● Quoted text
All paintings are acrylic on paper, 44 x 30 inches
unless otherwise noted.

Scroll down for the paintings, click the images for larger views.



 


#2, February 2007


 


#3, February 2007.
 

 


#4, February 2007.

#5, February 2007.
 

 


#6, February 2007.
 

 


#7, February 2007
 

 


#8, February 2007

#9, February 2007
 

 


 

From my artist's talk at the preview of my exhibition "Fred Martin, Works of the 21st Century"
at Gallery DeNovo in Sun Valley, Idaho, February 15, 2007

A few notes about my work, and then if you would for you to ask me, tell me what you think…

And, to begin in a rather academic way (I have spent most of my daytime life as an academic… though for these last few years I have taught mostly at night—as I tell the students, “at night the trash of the day falls away and you can do something serious’)—yes, it’s in a rather academic way I want to talk to you here for a moment about the subject and medium, the form and content of my work.

First, the subject…
I have given most of the works titles—
Often the titles refer to the things or feelings or events I had that suggested the works in the first place. These things, usually, we call the subject, as in, here, an Easter Lily, a mountain, a bunch of grass or the story of Marsyas the satyr.

Then, the medium…
I use acrylic on paper—
I like to paint every night and nowadays very often early in the morning after the every night, and because I have new ideas to paint from almost every night, I need a new surface to paint on and canvas is too much bother to stretch and takes too much room to store. So, I use paper because I need to make a lot of paintings; and I use acrylic because it can be thin like a breath, can run with the beauty of oil stains in the sunshine of a rainy street, can be thick like the trunk of a tree or sensual like the skin of one’s lover.

Then, the method of using the medium and the forms that method gives…
I work flat rather than on the wall as most painters do, standing at a large (4’ x 6’) table. It’s in the center of the studio, and centered in front of me as I enter the studio. Rather romantically, it’s like an altar, the painting in the center like a Buddha statue on the altar in a Tibetan temple, the paint and tools scattered around on the table like the offerings of fruit and flowers, little pictures of the Dalai Lama and coins on the Tibetan altar. My painting and my tools of making, their Buddha and their tools of worship.

Most of these paintings were made by spraying water on the paper, spreading it with broad and invisible strokes from a very wide and dry brush, then with a little mouth atomizer, spraying first a warm earth color and then a dark on those invisible strokes—in this way my breath revealed the heretofore invisible strokes my arm had made. Then, looking to see what was there and remembering what was the subject feeling I had first intended, beginning the conversation between me and painting in progress that would at last reveal to me what would be for me the painting’s true content.

And so, now, the content.

● Given instruction 1
In the artist's talk, what are the dimensions of the table the painter stands at to work?
● Given instruction 2
From the artist's talk, output the passage starting with "And, to begin" and going on through "Marsyas the satyr.".
The listing after this text plays no role in the work.

● Supplied material
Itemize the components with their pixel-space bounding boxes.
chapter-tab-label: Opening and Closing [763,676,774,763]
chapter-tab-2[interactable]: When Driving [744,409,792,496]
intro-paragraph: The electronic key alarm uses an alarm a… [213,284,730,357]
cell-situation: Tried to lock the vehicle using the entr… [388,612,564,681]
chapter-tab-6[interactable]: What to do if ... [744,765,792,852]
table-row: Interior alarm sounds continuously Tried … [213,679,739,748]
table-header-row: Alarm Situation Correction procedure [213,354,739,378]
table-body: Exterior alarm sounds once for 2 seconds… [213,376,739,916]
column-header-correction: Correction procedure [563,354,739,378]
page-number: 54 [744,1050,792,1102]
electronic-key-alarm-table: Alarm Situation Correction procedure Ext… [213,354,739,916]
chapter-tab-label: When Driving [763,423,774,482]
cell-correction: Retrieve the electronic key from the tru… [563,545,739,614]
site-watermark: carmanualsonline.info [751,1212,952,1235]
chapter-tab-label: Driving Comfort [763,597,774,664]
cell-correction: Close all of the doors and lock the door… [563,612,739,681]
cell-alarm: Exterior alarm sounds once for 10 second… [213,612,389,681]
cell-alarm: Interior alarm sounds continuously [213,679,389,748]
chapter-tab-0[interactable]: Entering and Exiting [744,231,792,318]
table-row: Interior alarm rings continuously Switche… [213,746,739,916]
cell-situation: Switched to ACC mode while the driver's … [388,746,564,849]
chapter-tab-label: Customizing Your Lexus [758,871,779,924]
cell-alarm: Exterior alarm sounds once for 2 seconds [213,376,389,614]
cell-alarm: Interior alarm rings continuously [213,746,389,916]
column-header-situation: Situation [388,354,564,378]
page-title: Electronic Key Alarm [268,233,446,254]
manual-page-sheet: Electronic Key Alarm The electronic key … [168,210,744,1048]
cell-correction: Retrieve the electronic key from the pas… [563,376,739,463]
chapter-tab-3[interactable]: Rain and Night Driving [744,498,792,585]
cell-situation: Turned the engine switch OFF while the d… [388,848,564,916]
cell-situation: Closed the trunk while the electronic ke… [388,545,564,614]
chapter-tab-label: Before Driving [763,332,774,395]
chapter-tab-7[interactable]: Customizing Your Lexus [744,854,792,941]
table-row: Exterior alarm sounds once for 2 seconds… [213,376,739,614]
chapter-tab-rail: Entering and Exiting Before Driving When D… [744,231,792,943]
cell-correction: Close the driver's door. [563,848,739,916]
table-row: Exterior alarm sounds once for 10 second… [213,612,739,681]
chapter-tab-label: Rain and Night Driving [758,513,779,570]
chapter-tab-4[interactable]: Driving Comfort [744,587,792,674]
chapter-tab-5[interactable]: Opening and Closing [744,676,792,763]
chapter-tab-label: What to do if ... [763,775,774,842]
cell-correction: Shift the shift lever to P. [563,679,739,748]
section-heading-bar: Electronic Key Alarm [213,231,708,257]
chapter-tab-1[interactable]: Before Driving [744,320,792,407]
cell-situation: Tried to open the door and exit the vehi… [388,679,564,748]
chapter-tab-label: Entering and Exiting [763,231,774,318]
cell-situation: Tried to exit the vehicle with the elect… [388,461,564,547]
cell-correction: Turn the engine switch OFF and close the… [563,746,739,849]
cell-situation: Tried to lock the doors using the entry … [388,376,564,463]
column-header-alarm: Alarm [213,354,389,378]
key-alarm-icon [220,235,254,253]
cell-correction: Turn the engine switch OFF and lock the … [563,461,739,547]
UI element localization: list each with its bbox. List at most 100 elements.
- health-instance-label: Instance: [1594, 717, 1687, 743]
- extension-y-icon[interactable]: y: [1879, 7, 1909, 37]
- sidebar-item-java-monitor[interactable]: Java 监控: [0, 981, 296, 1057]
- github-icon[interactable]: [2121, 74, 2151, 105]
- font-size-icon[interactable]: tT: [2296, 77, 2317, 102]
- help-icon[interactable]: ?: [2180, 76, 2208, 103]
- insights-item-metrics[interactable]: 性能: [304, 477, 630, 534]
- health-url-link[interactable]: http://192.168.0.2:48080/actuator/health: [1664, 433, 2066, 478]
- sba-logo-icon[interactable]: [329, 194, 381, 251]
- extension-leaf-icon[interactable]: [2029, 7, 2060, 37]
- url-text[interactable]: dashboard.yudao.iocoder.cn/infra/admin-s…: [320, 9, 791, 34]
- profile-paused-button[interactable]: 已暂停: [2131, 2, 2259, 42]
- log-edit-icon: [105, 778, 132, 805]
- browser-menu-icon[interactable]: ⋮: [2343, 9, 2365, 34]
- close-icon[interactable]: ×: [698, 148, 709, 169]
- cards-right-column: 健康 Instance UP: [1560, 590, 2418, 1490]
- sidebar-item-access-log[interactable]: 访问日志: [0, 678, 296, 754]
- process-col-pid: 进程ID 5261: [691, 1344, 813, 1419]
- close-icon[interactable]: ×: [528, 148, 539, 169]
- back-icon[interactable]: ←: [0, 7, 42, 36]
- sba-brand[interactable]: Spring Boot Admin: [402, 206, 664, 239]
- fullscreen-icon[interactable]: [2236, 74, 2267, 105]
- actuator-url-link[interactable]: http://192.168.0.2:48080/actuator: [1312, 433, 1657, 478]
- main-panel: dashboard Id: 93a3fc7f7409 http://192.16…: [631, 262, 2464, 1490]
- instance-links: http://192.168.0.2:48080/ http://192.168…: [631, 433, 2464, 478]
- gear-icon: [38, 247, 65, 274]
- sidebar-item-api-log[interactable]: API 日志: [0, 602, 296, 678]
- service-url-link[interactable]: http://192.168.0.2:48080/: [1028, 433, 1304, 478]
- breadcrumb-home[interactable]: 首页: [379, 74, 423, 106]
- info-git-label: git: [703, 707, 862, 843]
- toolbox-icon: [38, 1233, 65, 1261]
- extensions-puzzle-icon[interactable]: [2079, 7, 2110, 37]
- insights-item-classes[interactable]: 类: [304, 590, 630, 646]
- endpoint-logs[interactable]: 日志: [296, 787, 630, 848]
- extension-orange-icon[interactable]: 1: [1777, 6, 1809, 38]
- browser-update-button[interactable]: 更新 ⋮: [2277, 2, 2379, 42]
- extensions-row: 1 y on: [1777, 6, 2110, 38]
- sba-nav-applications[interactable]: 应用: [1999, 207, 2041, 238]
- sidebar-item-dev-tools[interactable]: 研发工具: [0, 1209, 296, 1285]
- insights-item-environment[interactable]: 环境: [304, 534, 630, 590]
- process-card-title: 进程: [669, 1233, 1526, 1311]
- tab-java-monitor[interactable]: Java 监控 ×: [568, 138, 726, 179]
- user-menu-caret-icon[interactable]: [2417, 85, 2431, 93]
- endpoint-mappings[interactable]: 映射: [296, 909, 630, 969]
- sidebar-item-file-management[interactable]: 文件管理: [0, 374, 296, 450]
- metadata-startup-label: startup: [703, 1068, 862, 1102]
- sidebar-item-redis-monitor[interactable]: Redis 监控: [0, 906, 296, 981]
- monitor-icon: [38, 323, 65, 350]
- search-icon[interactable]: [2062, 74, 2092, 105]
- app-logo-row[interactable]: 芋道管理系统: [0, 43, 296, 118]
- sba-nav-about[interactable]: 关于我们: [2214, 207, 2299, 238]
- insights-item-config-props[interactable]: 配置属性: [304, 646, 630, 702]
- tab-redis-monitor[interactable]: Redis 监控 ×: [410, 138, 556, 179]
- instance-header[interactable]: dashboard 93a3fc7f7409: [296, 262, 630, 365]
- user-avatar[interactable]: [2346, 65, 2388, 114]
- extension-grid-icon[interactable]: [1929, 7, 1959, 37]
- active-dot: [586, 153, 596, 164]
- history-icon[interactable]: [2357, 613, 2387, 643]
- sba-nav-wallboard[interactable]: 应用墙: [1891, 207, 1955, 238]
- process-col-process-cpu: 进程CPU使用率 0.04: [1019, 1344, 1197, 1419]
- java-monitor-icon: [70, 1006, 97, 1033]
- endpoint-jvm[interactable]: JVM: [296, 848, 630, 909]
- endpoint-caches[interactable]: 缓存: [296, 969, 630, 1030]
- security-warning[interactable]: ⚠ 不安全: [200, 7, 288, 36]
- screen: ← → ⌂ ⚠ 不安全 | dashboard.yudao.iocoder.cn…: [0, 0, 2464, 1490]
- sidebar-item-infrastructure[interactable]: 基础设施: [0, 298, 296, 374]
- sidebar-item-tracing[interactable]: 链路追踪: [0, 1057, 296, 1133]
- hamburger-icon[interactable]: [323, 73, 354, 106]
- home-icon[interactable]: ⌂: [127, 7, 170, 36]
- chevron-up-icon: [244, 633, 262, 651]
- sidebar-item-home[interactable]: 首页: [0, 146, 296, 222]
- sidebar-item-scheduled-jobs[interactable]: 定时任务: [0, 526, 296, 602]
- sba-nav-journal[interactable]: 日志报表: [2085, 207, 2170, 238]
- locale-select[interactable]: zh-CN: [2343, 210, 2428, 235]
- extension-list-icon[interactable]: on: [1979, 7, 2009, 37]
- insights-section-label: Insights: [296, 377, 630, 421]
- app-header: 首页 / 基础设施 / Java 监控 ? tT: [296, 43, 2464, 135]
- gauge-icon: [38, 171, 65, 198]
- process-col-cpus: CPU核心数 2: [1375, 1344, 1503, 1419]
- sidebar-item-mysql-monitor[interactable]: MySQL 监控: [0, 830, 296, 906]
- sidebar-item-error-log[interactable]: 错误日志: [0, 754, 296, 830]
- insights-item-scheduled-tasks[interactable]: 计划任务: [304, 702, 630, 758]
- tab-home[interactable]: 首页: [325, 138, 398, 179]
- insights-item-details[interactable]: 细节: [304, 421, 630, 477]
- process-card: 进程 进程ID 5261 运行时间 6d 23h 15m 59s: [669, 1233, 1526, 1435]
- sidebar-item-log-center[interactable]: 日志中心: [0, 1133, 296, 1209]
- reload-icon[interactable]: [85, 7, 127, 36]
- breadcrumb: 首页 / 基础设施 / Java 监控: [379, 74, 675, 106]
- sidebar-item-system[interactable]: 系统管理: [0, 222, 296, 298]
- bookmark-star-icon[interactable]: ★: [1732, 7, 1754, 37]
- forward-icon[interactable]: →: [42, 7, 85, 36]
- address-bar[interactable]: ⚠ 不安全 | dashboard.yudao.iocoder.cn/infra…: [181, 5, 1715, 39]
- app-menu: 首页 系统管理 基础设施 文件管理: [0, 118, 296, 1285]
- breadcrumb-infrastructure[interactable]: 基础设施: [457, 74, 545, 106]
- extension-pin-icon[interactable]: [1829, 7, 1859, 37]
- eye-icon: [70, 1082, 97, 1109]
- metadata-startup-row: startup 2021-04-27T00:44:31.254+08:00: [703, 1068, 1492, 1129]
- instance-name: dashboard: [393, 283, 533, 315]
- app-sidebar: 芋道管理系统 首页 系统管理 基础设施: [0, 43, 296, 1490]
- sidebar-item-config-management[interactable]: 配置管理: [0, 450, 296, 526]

● Correct result 1
It is a large table, 4’ x 6’.

● Correct result 2
And, to begin in a rather academic way (I have spent most of my daytime life as an academic… though for these last few years I have taught mostly at night—as I tell the students, “at night the trash of the day falls away and you can do something serious’)—yes, it’s in a rather academic way I want to talk to you here for a moment about the subject and medium, the form and content of my work.

First, the subject…
I have given most of the works titles—
Often the titles refer to the things or feelings or events I had that suggested the works in the first place. These things, usually, we call the subject, as in, here, an Easter Lily, a mountain, a bunch of grass or the story of Marsyas the satyr.